Recorded data:

* * * * * * *

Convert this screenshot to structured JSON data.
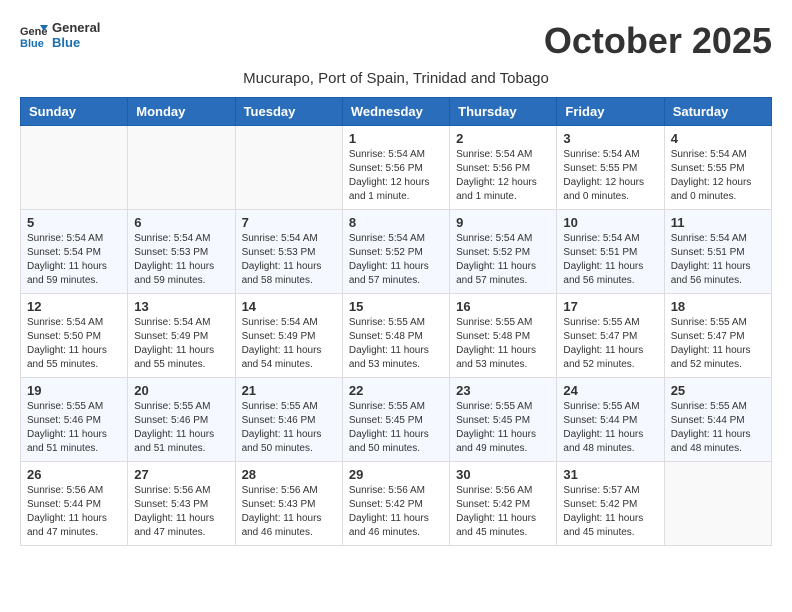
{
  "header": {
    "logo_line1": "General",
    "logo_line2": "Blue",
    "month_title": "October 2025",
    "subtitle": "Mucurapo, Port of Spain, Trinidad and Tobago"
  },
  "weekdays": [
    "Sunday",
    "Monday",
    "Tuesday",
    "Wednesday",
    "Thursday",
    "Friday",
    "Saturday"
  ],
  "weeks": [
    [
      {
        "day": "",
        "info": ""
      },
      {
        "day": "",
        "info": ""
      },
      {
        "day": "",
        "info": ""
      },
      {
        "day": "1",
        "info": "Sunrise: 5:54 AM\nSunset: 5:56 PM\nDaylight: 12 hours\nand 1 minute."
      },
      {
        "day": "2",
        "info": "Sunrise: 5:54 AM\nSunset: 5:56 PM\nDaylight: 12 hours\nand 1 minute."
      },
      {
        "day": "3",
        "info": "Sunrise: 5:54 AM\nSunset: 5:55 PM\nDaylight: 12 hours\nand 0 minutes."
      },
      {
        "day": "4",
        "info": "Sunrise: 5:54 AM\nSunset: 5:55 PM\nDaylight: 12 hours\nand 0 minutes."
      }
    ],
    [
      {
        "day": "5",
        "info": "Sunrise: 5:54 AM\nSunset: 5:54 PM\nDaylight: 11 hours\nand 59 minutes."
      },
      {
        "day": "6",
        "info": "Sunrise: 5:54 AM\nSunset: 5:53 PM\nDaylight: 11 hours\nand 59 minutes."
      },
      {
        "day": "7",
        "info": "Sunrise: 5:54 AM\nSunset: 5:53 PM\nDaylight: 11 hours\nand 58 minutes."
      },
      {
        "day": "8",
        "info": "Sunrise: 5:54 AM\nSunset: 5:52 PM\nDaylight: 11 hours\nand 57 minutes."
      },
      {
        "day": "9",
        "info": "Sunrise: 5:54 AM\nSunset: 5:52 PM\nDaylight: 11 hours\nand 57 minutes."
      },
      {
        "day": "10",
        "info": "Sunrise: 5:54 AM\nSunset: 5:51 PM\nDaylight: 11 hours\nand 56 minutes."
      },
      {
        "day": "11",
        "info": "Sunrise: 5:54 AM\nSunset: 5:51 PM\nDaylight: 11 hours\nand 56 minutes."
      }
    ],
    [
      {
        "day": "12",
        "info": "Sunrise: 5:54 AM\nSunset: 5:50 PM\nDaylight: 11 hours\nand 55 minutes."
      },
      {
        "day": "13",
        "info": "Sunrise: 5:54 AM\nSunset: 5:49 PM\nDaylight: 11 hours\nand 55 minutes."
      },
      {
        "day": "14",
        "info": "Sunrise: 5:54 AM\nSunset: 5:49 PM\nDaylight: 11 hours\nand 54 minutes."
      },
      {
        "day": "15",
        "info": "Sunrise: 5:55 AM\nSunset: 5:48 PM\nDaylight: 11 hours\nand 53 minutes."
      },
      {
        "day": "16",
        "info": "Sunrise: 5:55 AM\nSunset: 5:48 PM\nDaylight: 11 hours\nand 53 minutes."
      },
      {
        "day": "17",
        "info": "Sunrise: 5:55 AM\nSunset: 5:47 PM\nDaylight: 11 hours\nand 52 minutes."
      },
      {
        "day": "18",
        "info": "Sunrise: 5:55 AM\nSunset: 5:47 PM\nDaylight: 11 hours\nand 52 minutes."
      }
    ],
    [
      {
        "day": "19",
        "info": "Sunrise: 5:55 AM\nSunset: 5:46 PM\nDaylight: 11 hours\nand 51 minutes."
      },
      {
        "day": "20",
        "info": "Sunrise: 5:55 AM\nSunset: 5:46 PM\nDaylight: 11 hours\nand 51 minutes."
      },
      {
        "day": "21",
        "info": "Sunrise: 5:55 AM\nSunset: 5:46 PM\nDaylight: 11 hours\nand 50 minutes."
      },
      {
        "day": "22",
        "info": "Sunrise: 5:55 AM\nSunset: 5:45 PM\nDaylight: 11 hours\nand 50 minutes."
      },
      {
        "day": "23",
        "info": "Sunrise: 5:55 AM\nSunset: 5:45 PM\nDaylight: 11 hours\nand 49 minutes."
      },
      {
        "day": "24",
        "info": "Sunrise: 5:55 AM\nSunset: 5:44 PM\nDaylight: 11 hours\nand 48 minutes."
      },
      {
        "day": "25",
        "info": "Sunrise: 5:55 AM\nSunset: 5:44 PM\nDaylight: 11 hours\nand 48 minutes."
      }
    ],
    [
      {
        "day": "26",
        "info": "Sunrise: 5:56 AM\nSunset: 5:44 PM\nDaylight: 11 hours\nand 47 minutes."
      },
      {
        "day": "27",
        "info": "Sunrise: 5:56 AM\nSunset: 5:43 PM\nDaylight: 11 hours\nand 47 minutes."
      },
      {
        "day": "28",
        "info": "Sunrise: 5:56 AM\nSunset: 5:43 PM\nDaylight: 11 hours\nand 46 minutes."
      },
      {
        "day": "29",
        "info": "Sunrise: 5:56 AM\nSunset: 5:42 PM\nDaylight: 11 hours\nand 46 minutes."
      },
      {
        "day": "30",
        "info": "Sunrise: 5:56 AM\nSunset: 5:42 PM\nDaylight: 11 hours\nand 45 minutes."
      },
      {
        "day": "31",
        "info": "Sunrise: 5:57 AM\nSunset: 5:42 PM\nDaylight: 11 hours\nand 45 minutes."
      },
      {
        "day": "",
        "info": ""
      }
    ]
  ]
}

* * * * * * *

**What the exercise asks**
Repeat the records word for word. Any picture in them should be left out.

**Answer to this exercise**
Convert this screenshot to structured JSON data.
{
  "header": {
    "logo_line1": "General",
    "logo_line2": "Blue",
    "month_title": "October 2025",
    "subtitle": "Mucurapo, Port of Spain, Trinidad and Tobago"
  },
  "weekdays": [
    "Sunday",
    "Monday",
    "Tuesday",
    "Wednesday",
    "Thursday",
    "Friday",
    "Saturday"
  ],
  "weeks": [
    [
      {
        "day": "",
        "info": ""
      },
      {
        "day": "",
        "info": ""
      },
      {
        "day": "",
        "info": ""
      },
      {
        "day": "1",
        "info": "Sunrise: 5:54 AM\nSunset: 5:56 PM\nDaylight: 12 hours\nand 1 minute."
      },
      {
        "day": "2",
        "info": "Sunrise: 5:54 AM\nSunset: 5:56 PM\nDaylight: 12 hours\nand 1 minute."
      },
      {
        "day": "3",
        "info": "Sunrise: 5:54 AM\nSunset: 5:55 PM\nDaylight: 12 hours\nand 0 minutes."
      },
      {
        "day": "4",
        "info": "Sunrise: 5:54 AM\nSunset: 5:55 PM\nDaylight: 12 hours\nand 0 minutes."
      }
    ],
    [
      {
        "day": "5",
        "info": "Sunrise: 5:54 AM\nSunset: 5:54 PM\nDaylight: 11 hours\nand 59 minutes."
      },
      {
        "day": "6",
        "info": "Sunrise: 5:54 AM\nSunset: 5:53 PM\nDaylight: 11 hours\nand 59 minutes."
      },
      {
        "day": "7",
        "info": "Sunrise: 5:54 AM\nSunset: 5:53 PM\nDaylight: 11 hours\nand 58 minutes."
      },
      {
        "day": "8",
        "info": "Sunrise: 5:54 AM\nSunset: 5:52 PM\nDaylight: 11 hours\nand 57 minutes."
      },
      {
        "day": "9",
        "info": "Sunrise: 5:54 AM\nSunset: 5:52 PM\nDaylight: 11 hours\nand 57 minutes."
      },
      {
        "day": "10",
        "info": "Sunrise: 5:54 AM\nSunset: 5:51 PM\nDaylight: 11 hours\nand 56 minutes."
      },
      {
        "day": "11",
        "info": "Sunrise: 5:54 AM\nSunset: 5:51 PM\nDaylight: 11 hours\nand 56 minutes."
      }
    ],
    [
      {
        "day": "12",
        "info": "Sunrise: 5:54 AM\nSunset: 5:50 PM\nDaylight: 11 hours\nand 55 minutes."
      },
      {
        "day": "13",
        "info": "Sunrise: 5:54 AM\nSunset: 5:49 PM\nDaylight: 11 hours\nand 55 minutes."
      },
      {
        "day": "14",
        "info": "Sunrise: 5:54 AM\nSunset: 5:49 PM\nDaylight: 11 hours\nand 54 minutes."
      },
      {
        "day": "15",
        "info": "Sunrise: 5:55 AM\nSunset: 5:48 PM\nDaylight: 11 hours\nand 53 minutes."
      },
      {
        "day": "16",
        "info": "Sunrise: 5:55 AM\nSunset: 5:48 PM\nDaylight: 11 hours\nand 53 minutes."
      },
      {
        "day": "17",
        "info": "Sunrise: 5:55 AM\nSunset: 5:47 PM\nDaylight: 11 hours\nand 52 minutes."
      },
      {
        "day": "18",
        "info": "Sunrise: 5:55 AM\nSunset: 5:47 PM\nDaylight: 11 hours\nand 52 minutes."
      }
    ],
    [
      {
        "day": "19",
        "info": "Sunrise: 5:55 AM\nSunset: 5:46 PM\nDaylight: 11 hours\nand 51 minutes."
      },
      {
        "day": "20",
        "info": "Sunrise: 5:55 AM\nSunset: 5:46 PM\nDaylight: 11 hours\nand 51 minutes."
      },
      {
        "day": "21",
        "info": "Sunrise: 5:55 AM\nSunset: 5:46 PM\nDaylight: 11 hours\nand 50 minutes."
      },
      {
        "day": "22",
        "info": "Sunrise: 5:55 AM\nSunset: 5:45 PM\nDaylight: 11 hours\nand 50 minutes."
      },
      {
        "day": "23",
        "info": "Sunrise: 5:55 AM\nSunset: 5:45 PM\nDaylight: 11 hours\nand 49 minutes."
      },
      {
        "day": "24",
        "info": "Sunrise: 5:55 AM\nSunset: 5:44 PM\nDaylight: 11 hours\nand 48 minutes."
      },
      {
        "day": "25",
        "info": "Sunrise: 5:55 AM\nSunset: 5:44 PM\nDaylight: 11 hours\nand 48 minutes."
      }
    ],
    [
      {
        "day": "26",
        "info": "Sunrise: 5:56 AM\nSunset: 5:44 PM\nDaylight: 11 hours\nand 47 minutes."
      },
      {
        "day": "27",
        "info": "Sunrise: 5:56 AM\nSunset: 5:43 PM\nDaylight: 11 hours\nand 47 minutes."
      },
      {
        "day": "28",
        "info": "Sunrise: 5:56 AM\nSunset: 5:43 PM\nDaylight: 11 hours\nand 46 minutes."
      },
      {
        "day": "29",
        "info": "Sunrise: 5:56 AM\nSunset: 5:42 PM\nDaylight: 11 hours\nand 46 minutes."
      },
      {
        "day": "30",
        "info": "Sunrise: 5:56 AM\nSunset: 5:42 PM\nDaylight: 11 hours\nand 45 minutes."
      },
      {
        "day": "31",
        "info": "Sunrise: 5:57 AM\nSunset: 5:42 PM\nDaylight: 11 hours\nand 45 minutes."
      },
      {
        "day": "",
        "info": ""
      }
    ]
  ]
}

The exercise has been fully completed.